Set problem: Transcribe the listing word for word.

Input data:
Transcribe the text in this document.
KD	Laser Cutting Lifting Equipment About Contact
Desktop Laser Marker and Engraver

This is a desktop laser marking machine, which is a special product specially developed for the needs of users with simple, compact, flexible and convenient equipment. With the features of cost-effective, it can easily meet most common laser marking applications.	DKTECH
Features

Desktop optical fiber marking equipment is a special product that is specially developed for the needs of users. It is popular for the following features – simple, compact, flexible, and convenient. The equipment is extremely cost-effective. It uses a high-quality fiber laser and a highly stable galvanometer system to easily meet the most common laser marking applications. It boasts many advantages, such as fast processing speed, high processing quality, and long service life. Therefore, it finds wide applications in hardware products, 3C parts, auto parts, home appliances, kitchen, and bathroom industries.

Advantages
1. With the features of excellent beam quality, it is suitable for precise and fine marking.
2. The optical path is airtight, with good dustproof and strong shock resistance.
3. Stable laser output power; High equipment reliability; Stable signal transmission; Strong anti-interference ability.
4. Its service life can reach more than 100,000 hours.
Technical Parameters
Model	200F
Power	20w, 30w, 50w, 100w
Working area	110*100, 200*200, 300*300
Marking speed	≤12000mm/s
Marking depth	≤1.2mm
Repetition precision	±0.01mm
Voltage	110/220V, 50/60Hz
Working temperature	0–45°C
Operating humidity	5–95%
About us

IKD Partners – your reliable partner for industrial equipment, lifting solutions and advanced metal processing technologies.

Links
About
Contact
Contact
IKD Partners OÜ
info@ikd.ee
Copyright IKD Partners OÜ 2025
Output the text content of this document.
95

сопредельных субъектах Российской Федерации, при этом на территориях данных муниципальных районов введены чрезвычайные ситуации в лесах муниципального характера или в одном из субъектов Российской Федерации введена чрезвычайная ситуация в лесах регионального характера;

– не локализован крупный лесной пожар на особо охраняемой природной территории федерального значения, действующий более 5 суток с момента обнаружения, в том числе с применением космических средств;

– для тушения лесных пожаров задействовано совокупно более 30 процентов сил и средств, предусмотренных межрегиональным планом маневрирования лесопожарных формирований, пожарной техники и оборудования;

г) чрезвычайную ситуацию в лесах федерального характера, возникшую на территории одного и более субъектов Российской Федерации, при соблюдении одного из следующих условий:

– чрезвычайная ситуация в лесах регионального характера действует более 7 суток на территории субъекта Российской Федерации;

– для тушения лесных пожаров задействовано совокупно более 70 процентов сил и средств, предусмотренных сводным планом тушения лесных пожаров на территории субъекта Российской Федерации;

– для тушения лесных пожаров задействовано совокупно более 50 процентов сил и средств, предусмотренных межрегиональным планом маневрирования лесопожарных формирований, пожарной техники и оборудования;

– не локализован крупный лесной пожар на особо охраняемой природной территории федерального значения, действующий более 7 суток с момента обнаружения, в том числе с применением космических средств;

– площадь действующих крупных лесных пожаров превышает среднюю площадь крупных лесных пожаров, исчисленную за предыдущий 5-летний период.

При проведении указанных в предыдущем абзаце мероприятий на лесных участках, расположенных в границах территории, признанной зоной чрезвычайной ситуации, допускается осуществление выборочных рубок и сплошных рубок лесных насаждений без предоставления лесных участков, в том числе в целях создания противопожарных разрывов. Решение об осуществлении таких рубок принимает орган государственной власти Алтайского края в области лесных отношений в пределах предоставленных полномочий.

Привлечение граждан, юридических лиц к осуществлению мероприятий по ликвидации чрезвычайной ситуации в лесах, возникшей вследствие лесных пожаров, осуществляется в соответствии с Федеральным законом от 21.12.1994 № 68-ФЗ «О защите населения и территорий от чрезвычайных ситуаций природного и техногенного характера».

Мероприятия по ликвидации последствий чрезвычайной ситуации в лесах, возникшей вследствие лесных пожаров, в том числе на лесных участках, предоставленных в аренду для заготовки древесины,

Written answer:
Transcribe the text in this document.
KD	Laser Cutting Lifting Equipment About Contact
Desktop Laser Marker and Engraver

This is a desktop laser marking machine, which is a special product specially developed for the needs of users with simple, compact, flexible and convenient equipment. With the features of cost-effective, it can easily meet most common laser marking applications.	DKTECH
Features

Desktop optical fiber marking equipment is a special product that is specially developed for the needs of users. It is popular for the following features – simple, compact, flexible, and convenient. The equipment is extremely cost-effective. It uses a high-quality fiber laser and a highly stable galvanometer system to easily meet the most common laser marking applications. It boasts many advantages, such as fast processing speed, high processing quality, and long service life. Therefore, it finds wide applications in hardware products, 3C parts, auto parts, home appliances, kitchen, and bathroom industries.

Advantages
1. With the features of excellent beam quality, it is suitable for precise and fine marking.
2. The optical path is airtight, with good dustproof and strong shock resistance.
3. Stable laser output power; High equipment reliability; Stable signal transmission; Strong anti-interference ability.
4. Its service life can reach more than 100,000 hours.
Technical Parameters
Model	200F
Power	20w, 30w, 50w, 100w
Working area	110*100, 200*200, 300*300
Marking speed	≤12000mm/s
Marking depth	≤1.2mm
Repetition precision	±0.01mm
Voltage	110/220V, 50/60Hz
Working temperature	0–45°C
Operating humidity	5–95%
About us

IKD Partners – your reliable partner for industrial equipment, lifting solutions and advanced metal processing technologies.

Links
About
Contact
Contact
IKD Partners OÜ
info@ikd.ee
Copyright IKD Partners OÜ 2025
Output the text content of this document.
95

сопредельных субъектах Российской Федерации, при этом на территориях данных муниципальных районов введены чрезвычайные ситуации в лесах муниципального характера или в одном из субъектов Российской Федерации введена чрезвычайная ситуация в лесах регионального характера;

– не локализован крупный лесной пожар на особо охраняемой природной территории федерального значения, действующий более 5 суток с момента обнаружения, в том числе с применением космических средств;

– для тушения лесных пожаров задействовано совокупно более 30 процентов сил и средств, предусмотренных межрегиональным планом маневрирования лесопожарных формирований, пожарной техники и оборудования;

г) чрезвычайную ситуацию в лесах федерального характера, возникшую на территории одного и более субъектов Российской Федерации, при соблюдении одного из следующих условий:

– чрезвычайная ситуация в лесах регионального характера действует более 7 суток на территории субъекта Российской Федерации;

– для тушения лесных пожаров задействовано совокупно более 70 процентов сил и средств, предусмотренных сводным планом тушения лесных пожаров на территории субъекта Российской Федерации;

– для тушения лесных пожаров задействовано совокупно более 50 процентов сил и средств, предусмотренных межрегиональным планом маневрирования лесопожарных формирований, пожарной техники и оборудования;

– не локализован крупный лесной пожар на особо охраняемой природной территории федерального значения, действующий более 7 суток с момента обнаружения, в том числе с применением космических средств;

– площадь действующих крупных лесных пожаров превышает среднюю площадь крупных лесных пожаров, исчисленную за предыдущий 5-летний период.

При проведении указанных в предыдущем абзаце мероприятий на лесных участках, расположенных в границах территории, признанной зоной чрезвычайной ситуации, допускается осуществление выборочных рубок и сплошных рубок лесных насаждений без предоставления лесных участков, в том числе в целях создания противопожарных разрывов. Решение об осуществлении таких рубок принимает орган государственной власти Алтайского края в области лесных отношений в пределах предоставленных полномочий.

Привлечение граждан, юридических лиц к осуществлению мероприятий по ликвидации чрезвычайной ситуации в лесах, возникшей вследствие лесных пожаров, осуществляется в соответствии с Федеральным законом от 21.12.1994 № 68-ФЗ «О защите населения и территорий от чрезвычайных ситуаций природного и техногенного характера».

Мероприятия по ликвидации последствий чрезвычайной ситуации в лесах, возникшей вследствие лесных пожаров, в том числе на лесных участках, предоставленных в аренду для заготовки древесины,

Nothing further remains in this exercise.